** start **

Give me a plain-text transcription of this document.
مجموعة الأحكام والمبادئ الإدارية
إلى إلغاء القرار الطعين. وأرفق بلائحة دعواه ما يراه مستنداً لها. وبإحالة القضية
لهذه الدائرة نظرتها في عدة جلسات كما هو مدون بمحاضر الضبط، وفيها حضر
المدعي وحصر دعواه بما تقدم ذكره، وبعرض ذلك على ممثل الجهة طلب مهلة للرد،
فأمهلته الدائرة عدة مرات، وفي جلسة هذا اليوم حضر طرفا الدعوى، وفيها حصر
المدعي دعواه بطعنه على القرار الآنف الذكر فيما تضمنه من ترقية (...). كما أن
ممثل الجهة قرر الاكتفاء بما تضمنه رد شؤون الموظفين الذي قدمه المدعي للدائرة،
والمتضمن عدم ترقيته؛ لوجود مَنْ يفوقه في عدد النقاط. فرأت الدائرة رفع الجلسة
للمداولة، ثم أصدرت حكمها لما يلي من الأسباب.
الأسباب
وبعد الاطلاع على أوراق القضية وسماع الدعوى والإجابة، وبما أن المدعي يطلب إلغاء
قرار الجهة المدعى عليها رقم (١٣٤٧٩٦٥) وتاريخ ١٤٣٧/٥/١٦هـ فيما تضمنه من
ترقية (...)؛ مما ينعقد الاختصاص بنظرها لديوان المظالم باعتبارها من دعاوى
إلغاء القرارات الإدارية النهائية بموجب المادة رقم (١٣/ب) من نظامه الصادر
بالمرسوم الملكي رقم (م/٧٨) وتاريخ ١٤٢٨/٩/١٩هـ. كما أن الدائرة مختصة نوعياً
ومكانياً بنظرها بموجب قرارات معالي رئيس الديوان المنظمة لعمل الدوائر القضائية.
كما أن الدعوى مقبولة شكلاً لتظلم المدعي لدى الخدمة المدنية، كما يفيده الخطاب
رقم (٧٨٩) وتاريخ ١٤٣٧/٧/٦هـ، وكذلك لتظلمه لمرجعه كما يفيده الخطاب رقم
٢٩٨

** end **

Work to be completed: Count each line where the string "فيما" occurs, and write only the number.

Correct response: 2